• OPDRACHT: Wijzig "y-tick-label" in "y-axis-label" en geef de rijen opnieuw, te beginnen bij de rij met "bar-bevel: [430, 780, 475, 787]" tot en met de rij met "data-label: 73%: [323, 65, 367, 90]". Laat al het andere in die rijen ongewijzigd.

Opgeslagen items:
--------------------------------------------------
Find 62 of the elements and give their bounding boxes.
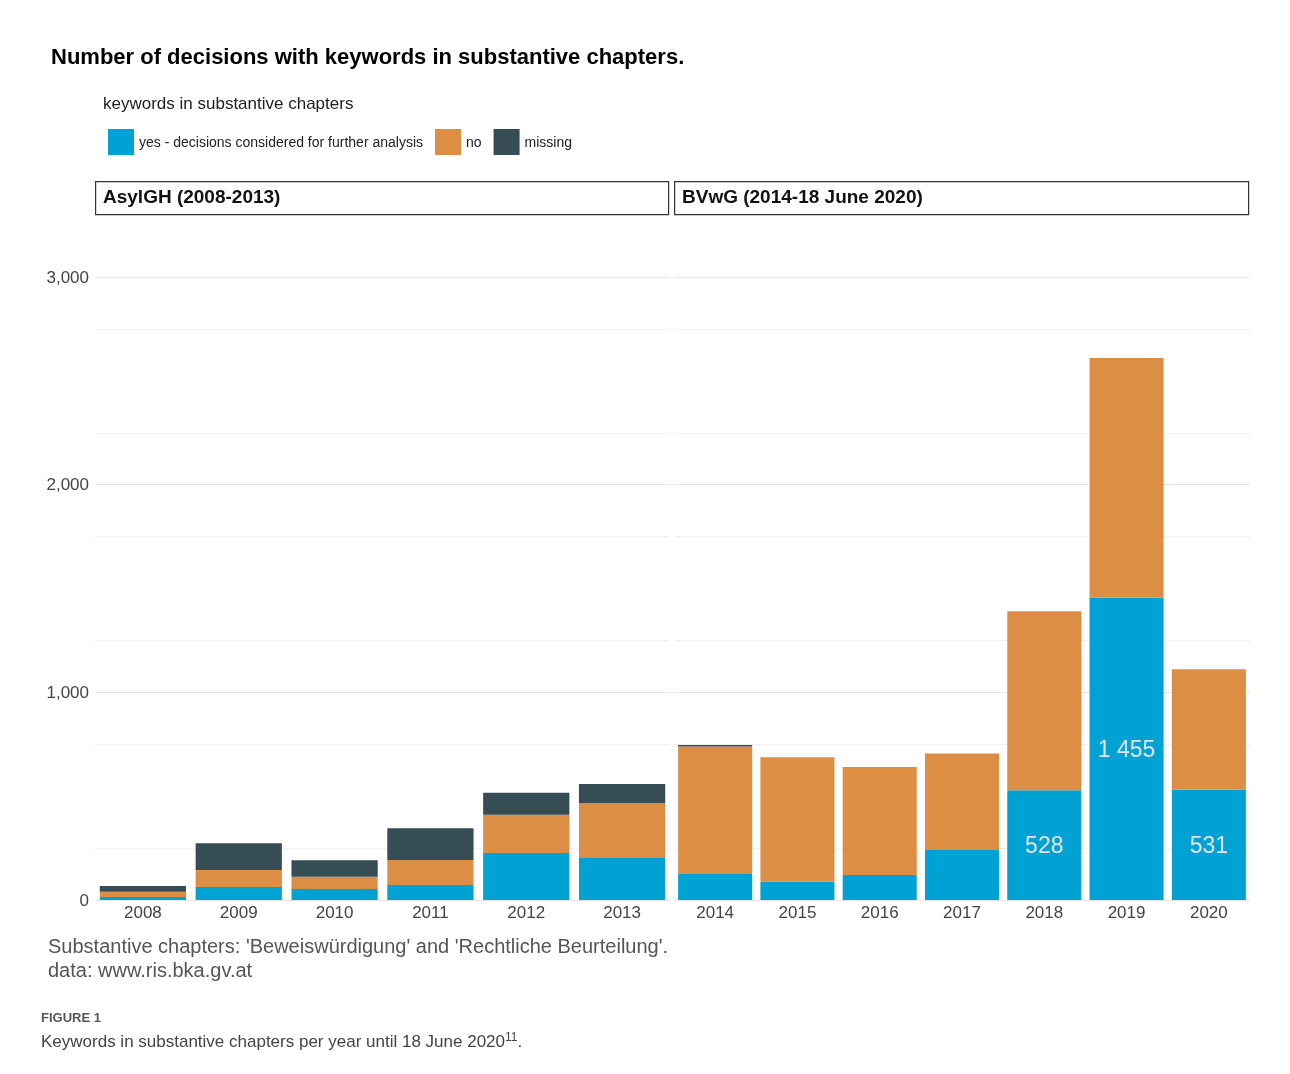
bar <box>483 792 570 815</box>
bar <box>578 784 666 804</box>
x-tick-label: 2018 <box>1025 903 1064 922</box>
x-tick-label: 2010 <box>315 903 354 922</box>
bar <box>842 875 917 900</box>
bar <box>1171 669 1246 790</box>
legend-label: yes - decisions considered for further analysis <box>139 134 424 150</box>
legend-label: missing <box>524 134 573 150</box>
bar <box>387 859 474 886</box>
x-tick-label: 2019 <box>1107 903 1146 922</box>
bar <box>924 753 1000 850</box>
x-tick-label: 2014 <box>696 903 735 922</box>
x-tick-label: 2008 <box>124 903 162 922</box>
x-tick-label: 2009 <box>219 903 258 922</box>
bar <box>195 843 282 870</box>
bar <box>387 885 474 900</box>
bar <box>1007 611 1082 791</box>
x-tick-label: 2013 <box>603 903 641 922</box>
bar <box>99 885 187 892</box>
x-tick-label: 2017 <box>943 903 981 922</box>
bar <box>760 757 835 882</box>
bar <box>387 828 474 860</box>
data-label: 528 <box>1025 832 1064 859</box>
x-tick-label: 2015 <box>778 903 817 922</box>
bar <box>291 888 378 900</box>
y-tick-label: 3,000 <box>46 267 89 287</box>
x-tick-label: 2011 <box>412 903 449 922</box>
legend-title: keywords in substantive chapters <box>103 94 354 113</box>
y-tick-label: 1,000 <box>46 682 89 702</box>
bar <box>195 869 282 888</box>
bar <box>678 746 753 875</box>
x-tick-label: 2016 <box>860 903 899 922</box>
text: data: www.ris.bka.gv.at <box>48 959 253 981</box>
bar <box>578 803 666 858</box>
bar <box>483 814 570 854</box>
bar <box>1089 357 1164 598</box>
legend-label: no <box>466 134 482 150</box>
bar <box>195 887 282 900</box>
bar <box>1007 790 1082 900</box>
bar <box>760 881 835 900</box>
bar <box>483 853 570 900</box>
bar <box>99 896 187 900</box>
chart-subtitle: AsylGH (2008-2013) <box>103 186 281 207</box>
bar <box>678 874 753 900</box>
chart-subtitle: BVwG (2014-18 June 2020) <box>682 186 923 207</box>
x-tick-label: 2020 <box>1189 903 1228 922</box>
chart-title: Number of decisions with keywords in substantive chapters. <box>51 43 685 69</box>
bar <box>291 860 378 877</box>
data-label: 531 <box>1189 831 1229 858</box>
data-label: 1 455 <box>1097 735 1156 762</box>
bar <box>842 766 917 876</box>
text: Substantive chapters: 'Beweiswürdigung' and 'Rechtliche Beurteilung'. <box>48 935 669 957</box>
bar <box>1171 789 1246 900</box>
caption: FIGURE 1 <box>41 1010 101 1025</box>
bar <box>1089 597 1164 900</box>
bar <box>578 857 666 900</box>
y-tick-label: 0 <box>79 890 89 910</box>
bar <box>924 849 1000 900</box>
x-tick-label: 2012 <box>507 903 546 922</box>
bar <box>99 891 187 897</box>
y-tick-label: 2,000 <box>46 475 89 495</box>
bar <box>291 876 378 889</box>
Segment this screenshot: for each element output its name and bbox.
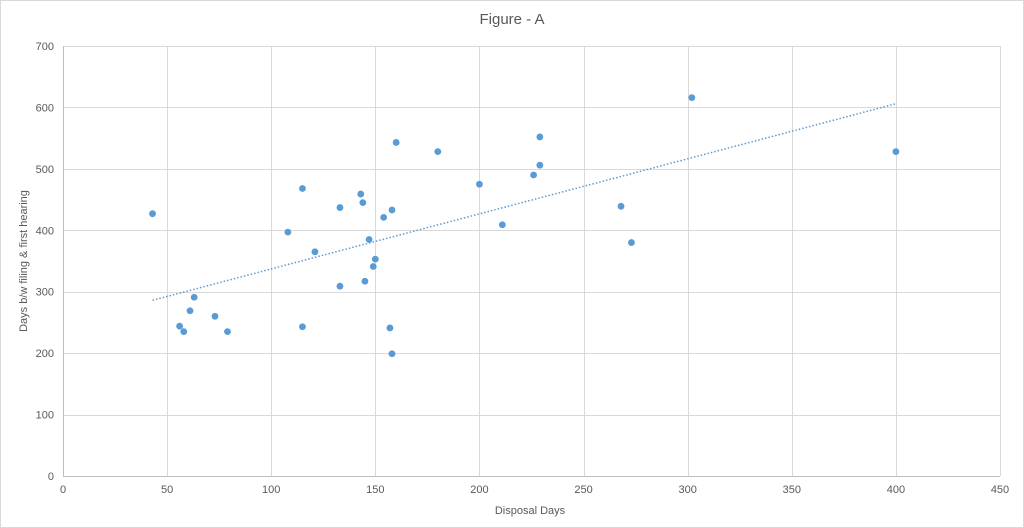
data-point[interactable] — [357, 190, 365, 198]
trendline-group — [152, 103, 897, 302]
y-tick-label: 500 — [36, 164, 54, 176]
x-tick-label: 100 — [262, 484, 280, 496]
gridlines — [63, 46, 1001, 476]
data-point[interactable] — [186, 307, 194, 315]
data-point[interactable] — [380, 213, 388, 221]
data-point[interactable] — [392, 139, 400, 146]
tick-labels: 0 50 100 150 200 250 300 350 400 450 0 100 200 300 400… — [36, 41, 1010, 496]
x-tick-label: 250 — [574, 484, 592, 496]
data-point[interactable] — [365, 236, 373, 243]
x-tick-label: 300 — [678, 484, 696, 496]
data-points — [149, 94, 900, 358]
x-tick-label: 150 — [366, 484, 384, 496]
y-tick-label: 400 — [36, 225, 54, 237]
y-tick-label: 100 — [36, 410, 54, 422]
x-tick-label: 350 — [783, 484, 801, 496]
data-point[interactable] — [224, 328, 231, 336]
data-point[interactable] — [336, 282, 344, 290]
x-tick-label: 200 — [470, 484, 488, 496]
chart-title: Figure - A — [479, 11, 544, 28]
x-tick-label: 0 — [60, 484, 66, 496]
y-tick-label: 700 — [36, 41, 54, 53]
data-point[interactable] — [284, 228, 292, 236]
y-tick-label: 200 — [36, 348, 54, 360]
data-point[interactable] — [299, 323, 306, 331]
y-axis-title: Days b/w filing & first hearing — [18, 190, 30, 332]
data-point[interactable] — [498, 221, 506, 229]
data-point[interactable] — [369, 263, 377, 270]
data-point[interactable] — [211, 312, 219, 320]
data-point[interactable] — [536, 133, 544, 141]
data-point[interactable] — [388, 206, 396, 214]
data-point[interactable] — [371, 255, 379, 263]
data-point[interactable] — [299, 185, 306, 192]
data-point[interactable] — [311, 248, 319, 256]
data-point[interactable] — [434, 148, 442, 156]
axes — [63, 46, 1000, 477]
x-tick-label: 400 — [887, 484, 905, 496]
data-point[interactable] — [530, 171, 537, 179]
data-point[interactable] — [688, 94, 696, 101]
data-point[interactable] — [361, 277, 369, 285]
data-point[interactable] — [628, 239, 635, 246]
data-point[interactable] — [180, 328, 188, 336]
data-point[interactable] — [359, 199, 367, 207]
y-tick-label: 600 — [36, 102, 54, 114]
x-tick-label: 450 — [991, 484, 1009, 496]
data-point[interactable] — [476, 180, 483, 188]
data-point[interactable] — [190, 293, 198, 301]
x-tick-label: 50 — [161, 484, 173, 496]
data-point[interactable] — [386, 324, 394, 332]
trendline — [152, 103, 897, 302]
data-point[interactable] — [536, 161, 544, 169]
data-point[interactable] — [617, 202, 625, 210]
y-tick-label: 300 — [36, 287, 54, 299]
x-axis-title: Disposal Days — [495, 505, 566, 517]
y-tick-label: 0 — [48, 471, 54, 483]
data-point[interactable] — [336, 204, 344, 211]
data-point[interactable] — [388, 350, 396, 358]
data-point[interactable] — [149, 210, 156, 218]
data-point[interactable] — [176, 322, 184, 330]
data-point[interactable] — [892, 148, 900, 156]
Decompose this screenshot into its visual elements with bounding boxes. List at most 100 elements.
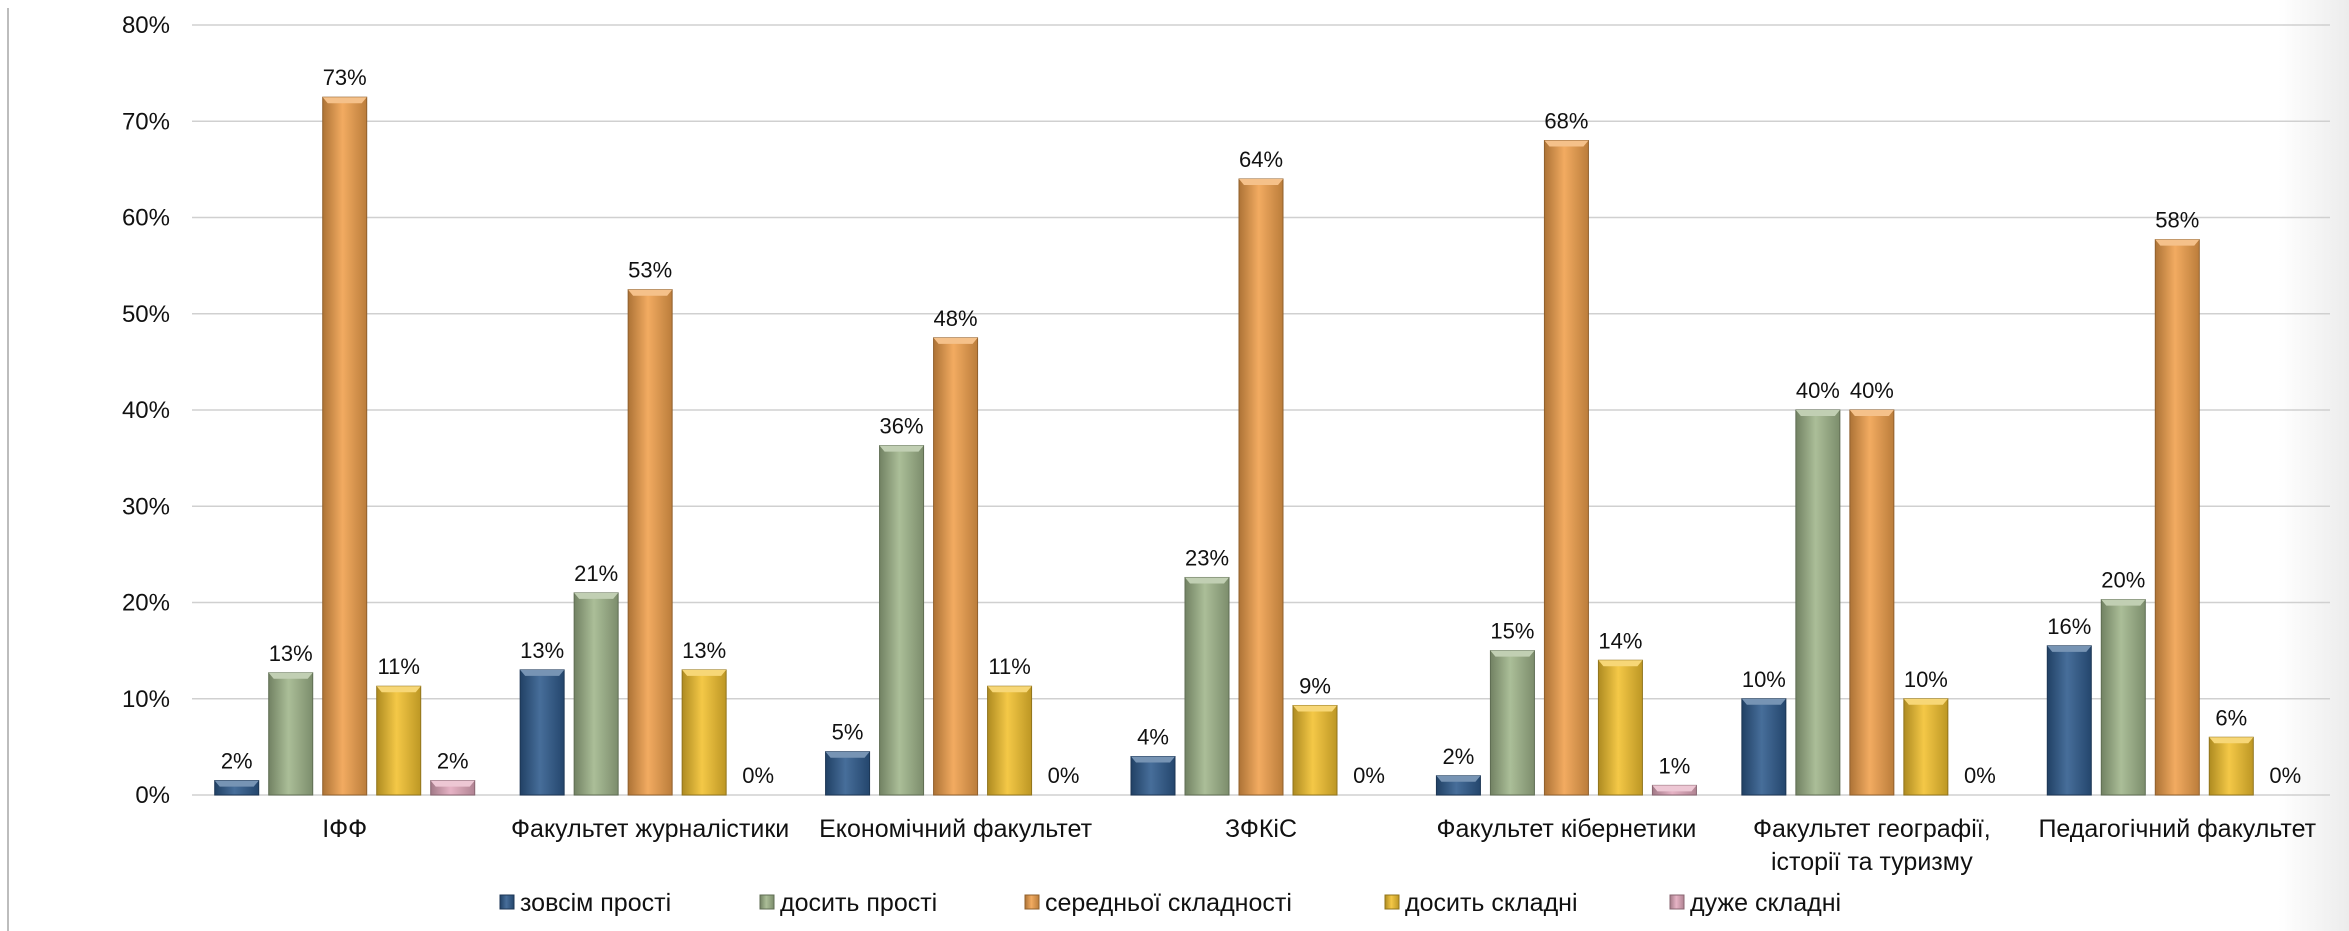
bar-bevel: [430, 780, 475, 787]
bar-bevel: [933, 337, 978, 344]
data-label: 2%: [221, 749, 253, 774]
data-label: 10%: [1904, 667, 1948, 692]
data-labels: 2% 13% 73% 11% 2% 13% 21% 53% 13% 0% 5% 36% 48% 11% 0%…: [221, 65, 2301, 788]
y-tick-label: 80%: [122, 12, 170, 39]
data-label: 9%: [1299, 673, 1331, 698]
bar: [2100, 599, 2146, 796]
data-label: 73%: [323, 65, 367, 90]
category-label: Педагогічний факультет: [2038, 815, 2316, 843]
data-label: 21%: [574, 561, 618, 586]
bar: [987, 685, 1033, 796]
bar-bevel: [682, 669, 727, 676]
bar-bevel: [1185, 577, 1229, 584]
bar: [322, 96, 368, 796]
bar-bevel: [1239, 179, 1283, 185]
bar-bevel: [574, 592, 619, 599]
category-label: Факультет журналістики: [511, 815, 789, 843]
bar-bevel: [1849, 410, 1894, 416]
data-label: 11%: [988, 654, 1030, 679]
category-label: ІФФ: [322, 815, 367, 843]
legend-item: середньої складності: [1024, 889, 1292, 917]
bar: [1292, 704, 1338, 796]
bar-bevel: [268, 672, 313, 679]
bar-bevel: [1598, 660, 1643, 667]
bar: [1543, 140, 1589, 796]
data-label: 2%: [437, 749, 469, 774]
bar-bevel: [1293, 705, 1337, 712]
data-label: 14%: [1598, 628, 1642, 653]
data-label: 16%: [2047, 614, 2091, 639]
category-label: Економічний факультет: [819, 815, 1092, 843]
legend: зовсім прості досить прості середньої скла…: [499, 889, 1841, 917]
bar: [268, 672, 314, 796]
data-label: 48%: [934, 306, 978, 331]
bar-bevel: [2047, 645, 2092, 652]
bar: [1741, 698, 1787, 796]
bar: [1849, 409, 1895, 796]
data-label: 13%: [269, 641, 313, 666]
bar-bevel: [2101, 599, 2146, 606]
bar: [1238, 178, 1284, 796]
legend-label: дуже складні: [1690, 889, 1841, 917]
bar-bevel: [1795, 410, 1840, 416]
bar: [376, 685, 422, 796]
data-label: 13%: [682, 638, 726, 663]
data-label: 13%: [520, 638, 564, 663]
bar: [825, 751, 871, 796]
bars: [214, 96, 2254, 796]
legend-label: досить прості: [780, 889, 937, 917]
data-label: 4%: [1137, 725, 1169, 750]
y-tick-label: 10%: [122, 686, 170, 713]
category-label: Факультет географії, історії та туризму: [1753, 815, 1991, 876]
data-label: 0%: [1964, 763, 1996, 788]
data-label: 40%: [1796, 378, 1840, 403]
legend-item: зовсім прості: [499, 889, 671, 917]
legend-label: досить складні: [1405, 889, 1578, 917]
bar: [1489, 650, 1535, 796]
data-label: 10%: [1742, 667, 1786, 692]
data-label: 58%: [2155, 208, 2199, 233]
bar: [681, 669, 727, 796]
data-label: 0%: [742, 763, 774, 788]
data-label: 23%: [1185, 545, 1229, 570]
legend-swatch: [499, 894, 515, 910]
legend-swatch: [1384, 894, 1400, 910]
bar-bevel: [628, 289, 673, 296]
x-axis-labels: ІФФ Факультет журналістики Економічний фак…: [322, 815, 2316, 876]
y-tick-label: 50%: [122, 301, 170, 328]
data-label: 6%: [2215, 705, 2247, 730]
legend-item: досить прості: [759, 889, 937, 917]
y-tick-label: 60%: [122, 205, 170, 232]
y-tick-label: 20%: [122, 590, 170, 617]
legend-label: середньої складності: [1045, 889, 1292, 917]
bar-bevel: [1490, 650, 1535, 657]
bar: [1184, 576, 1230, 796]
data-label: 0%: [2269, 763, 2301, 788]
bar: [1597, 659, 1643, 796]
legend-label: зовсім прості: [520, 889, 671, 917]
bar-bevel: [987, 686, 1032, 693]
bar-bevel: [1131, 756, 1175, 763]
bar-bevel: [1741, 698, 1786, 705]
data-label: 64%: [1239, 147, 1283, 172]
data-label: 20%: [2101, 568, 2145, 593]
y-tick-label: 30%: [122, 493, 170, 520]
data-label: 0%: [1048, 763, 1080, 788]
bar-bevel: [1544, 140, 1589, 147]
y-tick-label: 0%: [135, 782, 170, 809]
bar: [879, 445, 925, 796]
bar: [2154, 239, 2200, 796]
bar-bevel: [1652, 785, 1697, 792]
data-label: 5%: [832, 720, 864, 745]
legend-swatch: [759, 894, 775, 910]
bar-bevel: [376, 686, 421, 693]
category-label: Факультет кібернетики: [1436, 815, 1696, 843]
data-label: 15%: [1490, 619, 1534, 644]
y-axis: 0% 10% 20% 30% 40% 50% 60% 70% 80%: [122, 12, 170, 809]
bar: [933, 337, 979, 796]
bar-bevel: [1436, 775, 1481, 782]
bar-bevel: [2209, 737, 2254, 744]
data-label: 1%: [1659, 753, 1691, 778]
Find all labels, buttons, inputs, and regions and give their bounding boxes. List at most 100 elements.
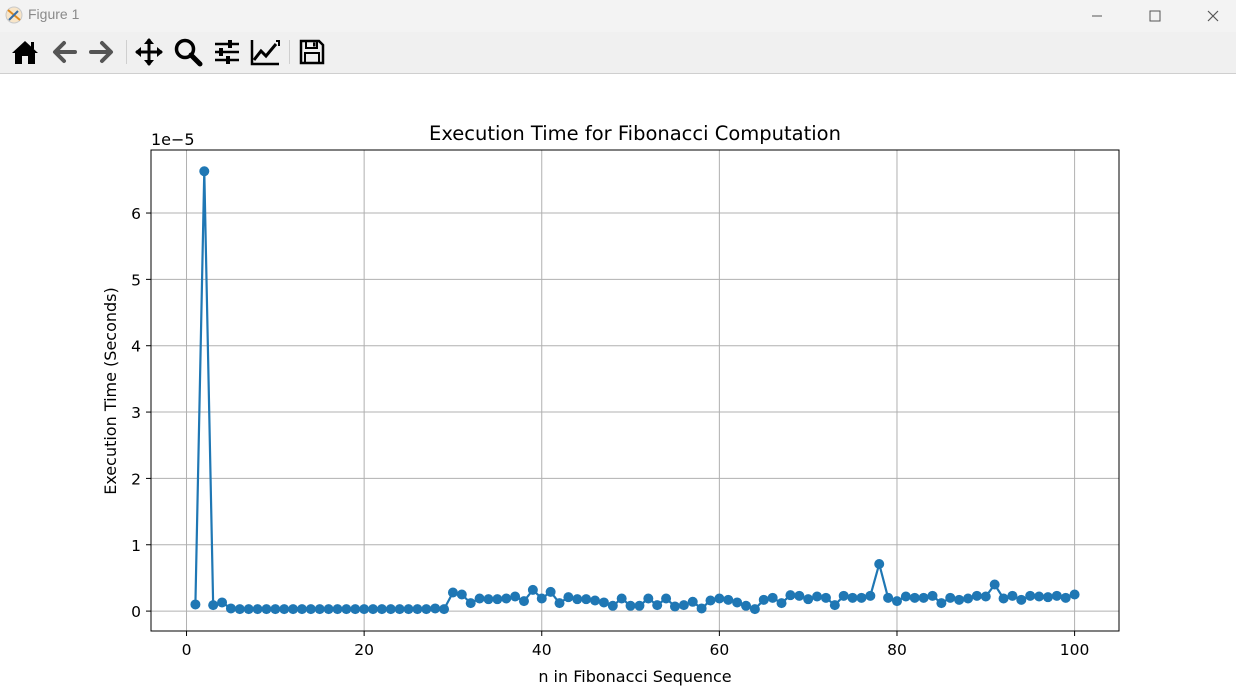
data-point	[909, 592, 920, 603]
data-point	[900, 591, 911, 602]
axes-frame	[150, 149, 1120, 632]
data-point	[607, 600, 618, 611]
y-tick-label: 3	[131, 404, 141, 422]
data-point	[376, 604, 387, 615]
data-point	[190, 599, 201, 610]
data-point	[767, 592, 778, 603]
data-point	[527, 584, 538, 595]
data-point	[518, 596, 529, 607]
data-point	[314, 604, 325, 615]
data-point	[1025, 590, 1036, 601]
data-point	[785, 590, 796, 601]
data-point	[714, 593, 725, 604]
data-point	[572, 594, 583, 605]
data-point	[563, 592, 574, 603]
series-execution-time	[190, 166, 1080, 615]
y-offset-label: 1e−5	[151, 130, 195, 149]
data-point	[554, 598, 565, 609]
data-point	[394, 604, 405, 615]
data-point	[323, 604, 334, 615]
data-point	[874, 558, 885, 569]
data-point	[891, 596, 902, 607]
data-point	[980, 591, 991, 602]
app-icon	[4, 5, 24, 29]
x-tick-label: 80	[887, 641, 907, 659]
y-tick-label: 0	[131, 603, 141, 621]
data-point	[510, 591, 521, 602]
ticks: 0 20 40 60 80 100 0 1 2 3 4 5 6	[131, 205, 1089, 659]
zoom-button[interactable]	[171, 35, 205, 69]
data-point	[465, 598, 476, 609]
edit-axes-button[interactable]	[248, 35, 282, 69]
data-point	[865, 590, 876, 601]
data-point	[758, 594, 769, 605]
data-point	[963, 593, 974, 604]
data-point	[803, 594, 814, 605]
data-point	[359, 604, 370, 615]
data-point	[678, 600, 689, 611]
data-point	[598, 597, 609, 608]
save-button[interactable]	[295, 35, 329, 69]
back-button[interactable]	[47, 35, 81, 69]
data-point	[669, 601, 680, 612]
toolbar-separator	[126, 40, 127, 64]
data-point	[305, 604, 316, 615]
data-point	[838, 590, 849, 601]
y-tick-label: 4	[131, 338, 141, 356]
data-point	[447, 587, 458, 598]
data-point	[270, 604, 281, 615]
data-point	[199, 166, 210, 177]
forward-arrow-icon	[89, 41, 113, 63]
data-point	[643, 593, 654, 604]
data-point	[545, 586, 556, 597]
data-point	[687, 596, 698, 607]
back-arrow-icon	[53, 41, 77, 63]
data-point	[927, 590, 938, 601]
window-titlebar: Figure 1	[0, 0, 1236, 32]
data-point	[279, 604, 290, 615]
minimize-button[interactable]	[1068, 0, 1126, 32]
--------------------------------------------------
• ANTWOORD:
bar-bevel: [430, 780, 475, 787]
bar-bevel: [933, 337, 978, 344]
data-label: 2%: [221, 749, 253, 774]
data-label: 10%: [1904, 667, 1948, 692]
data-labels: 2% 13% 73% 11% 2% 13% 21% 53% 13% 0% 5% 36% 48% 11% 0%…: [221, 65, 2301, 788]
y-axis-label: 80%: [122, 12, 170, 39]
data-label: 9%: [1299, 673, 1331, 698]
bar: [2100, 599, 2146, 796]
data-label: 73%: [323, 65, 367, 90]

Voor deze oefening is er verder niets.